# BRIEF:
Copy these lines word for word, from the line containing "series-line-m3 [969,411,1285,695]" through the line containing "subplot-title: Wilt [1108,383,1144,405]", both included.

Stored entries
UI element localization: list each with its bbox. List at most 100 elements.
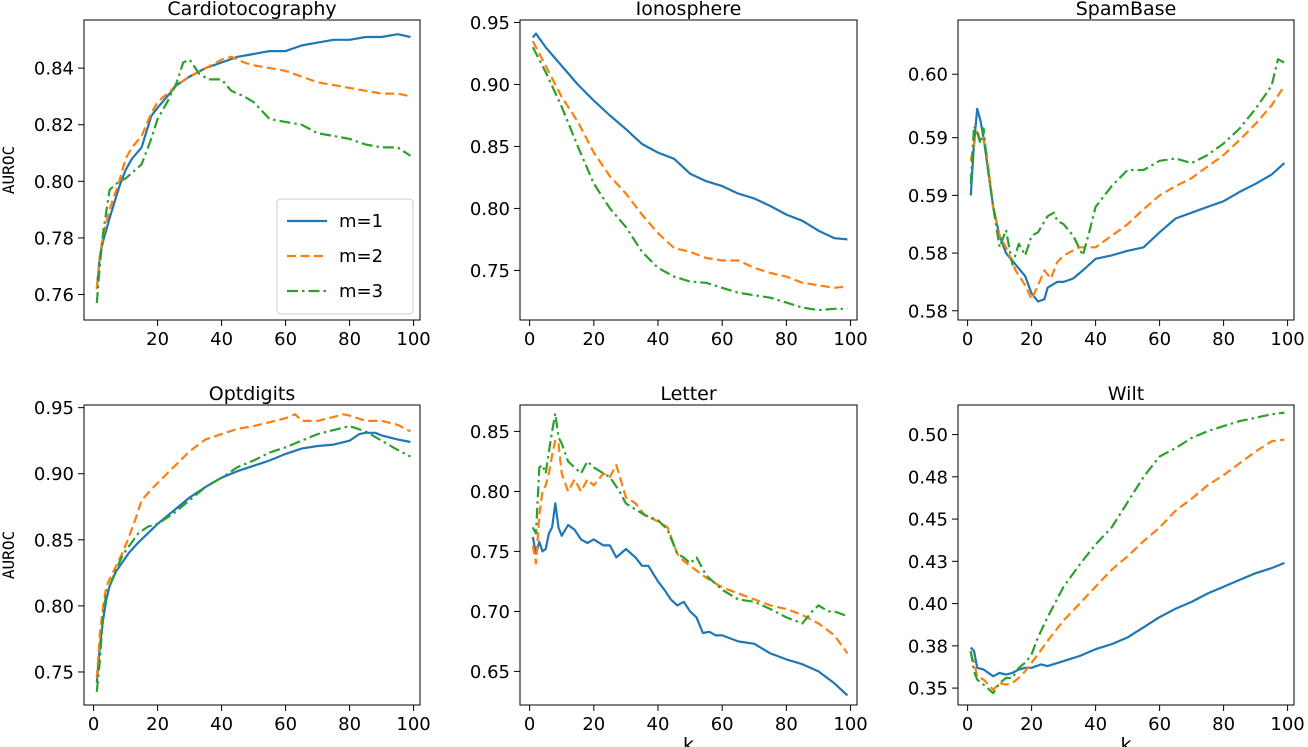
series-line-m3 [969,411,1285,695]
series-line-m1 [531,502,849,697]
x-tick-label: 0 [88,714,99,735]
y-tick-label: 0.90 [470,75,510,96]
x-tick-label: 40 [647,329,670,350]
legend: m=1 m=2 m=3 [276,198,414,315]
x-tick-label: 40 [1084,714,1107,735]
x-tick-label: 60 [1148,714,1171,735]
subplot-cardiotocography: 20 40 60 80 100 0.76 0.78 0.80 0.82 0.84 Cardiotoc… [0,0,431,350]
y-tick-label: 0.82 [34,115,74,136]
y-tick-label: 0.43 [908,552,948,573]
x-axis-label: k [1120,734,1131,747]
subplot-title: Ionosphere [636,0,742,20]
y-axis-label: AUROC [0,531,18,579]
subplot-title: Optdigits [209,383,296,405]
subplot-title: Wilt [1108,383,1144,405]
x-tick-label: 20 [146,329,169,350]
x-tick-label: 0 [962,329,973,350]
subplot-title: Cardiotocography [167,0,336,20]
subplot-spambase: 0 20 40 60 80 100 0.58 0.58 0.59 0.59 0.60 SpamBase [908,0,1305,350]
x-tick-label: 40 [1084,329,1107,350]
x-tick-label: 100 [396,714,430,735]
x-tick-label: 40 [210,714,233,735]
series-line-m1 [969,561,1285,678]
subplot-ionosphere: 0 20 40 60 80 100 0.75 0.80 0.85 0.90 0.95 Ionosphe… [470,0,868,350]
x-tick-label: 60 [711,714,734,735]
legend-label: m=1 [339,211,383,232]
y-tick-label: 0.60 [908,65,948,86]
y-tick-label: 0.80 [470,482,510,503]
y-tick-label: 0.75 [470,261,510,282]
series-line-m3 [95,58,412,304]
y-tick-label: 0.90 [34,464,74,485]
y-tick-label: 0.75 [34,662,74,683]
x-tick-label: 100 [833,714,867,735]
series-line-m2 [531,438,849,655]
y-tick-label: 0.85 [34,530,74,551]
series-line-m3 [969,58,1285,266]
subplot-wilt: 0 20 40 60 80 100 0.35 0.38 0.40 0.43 0.45 0.48 0.50… [908,383,1305,747]
series-line-m2 [531,40,848,289]
y-tick-label: 0.75 [470,542,510,563]
x-tick-label: 80 [775,714,798,735]
series-line-m2 [95,413,411,679]
x-tick-label: 0 [524,714,535,735]
x-tick-label: 20 [1020,714,1043,735]
y-tick-label: 0.38 [908,636,948,657]
series-line-m2 [95,55,411,290]
plot-frame [957,404,1295,706]
subplot-title: SpamBase [1076,0,1177,20]
x-tick-label: 0 [524,329,535,350]
x-tick-label: 100 [833,329,867,350]
subplot-optdigits: 0 20 40 60 80 100 0.75 0.80 0.85 0.90 0.95 Optdigit… [0,383,431,735]
legend-box [276,198,414,315]
x-tick-label: 80 [1212,714,1235,735]
subplot-letter: 0 20 40 60 80 100 0.65 0.70 0.75 0.80 0.85 Letter k [470,383,868,747]
x-tick-label: 20 [1020,329,1043,350]
series-line-m3 [531,46,848,312]
subplot-title: Letter [660,383,717,405]
y-tick-label: 0.80 [34,172,74,193]
series-line-m1 [95,431,411,683]
legend-label: m=2 [339,246,383,267]
x-tick-label: 40 [210,329,233,350]
x-tick-label: 60 [711,329,734,350]
y-tick-label: 0.80 [470,199,510,220]
x-tick-label: 80 [338,329,361,350]
y-tick-label: 0.85 [470,137,510,158]
plot-frame [957,19,1295,321]
y-tick-label: 0.40 [908,594,948,615]
x-tick-label: 100 [1270,714,1304,735]
y-tick-label: 0.95 [34,398,74,419]
y-tick-label: 0.58 [908,244,948,265]
plot-frame [83,404,421,706]
y-axis-label: AUROC [0,146,18,194]
series-line-m2 [969,438,1285,691]
y-tick-label: 0.59 [908,186,948,207]
y-tick-label: 0.78 [34,228,74,249]
x-tick-label: 80 [775,329,798,350]
x-tick-label: 20 [582,714,605,735]
y-tick-label: 0.45 [908,510,948,531]
x-tick-label: 0 [962,714,973,735]
y-tick-label: 0.95 [470,13,510,34]
series-line-m3 [531,412,848,625]
plot-frame [519,19,858,321]
x-tick-label: 60 [274,329,297,350]
x-tick-label: 80 [1212,329,1235,350]
y-tick-label: 0.35 [908,679,948,700]
x-tick-label: 60 [1148,329,1171,350]
series-line-m3 [95,425,411,692]
x-tick-label: 40 [647,714,670,735]
x-tick-label: 80 [338,714,361,735]
y-tick-label: 0.85 [470,422,510,443]
y-tick-label: 0.76 [34,285,74,306]
y-tick-label: 0.50 [908,425,948,446]
series-line-m1 [531,32,848,241]
x-tick-label: 100 [396,329,430,350]
plot-frame [519,404,858,706]
y-tick-label: 0.80 [34,596,74,617]
y-tick-label: 0.48 [908,467,948,488]
y-tick-label: 0.84 [34,59,74,80]
x-tick-label: 20 [146,714,169,735]
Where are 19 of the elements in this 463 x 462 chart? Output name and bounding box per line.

# ANSWER TO THE TASK:
series-line-m3 [969,411,1285,695]
series-line-m1 [531,502,849,697]
x-tick-label: 0 [88,714,99,735]
y-tick-label: 0.90 [470,75,510,96]
x-tick-label: 40 [647,329,670,350]
legend: m=1 m=2 m=3 [276,198,414,315]
x-tick-label: 40 [1084,714,1107,735]
x-tick-label: 60 [1148,714,1171,735]
subplot-cardiotocography: 20 40 60 80 100 0.76 0.78 0.80 0.82 0.84 Cardiotoc… [0,0,431,350]
y-tick-label: 0.82 [34,115,74,136]
y-tick-label: 0.43 [908,552,948,573]
x-axis-label: k [1120,734,1131,747]
subplot-title: Ionosphere [636,0,742,20]
y-axis-label: AUROC [0,531,18,579]
subplot-title: Optdigits [209,383,296,405]
subplot-title: Wilt [1108,383,1144,405]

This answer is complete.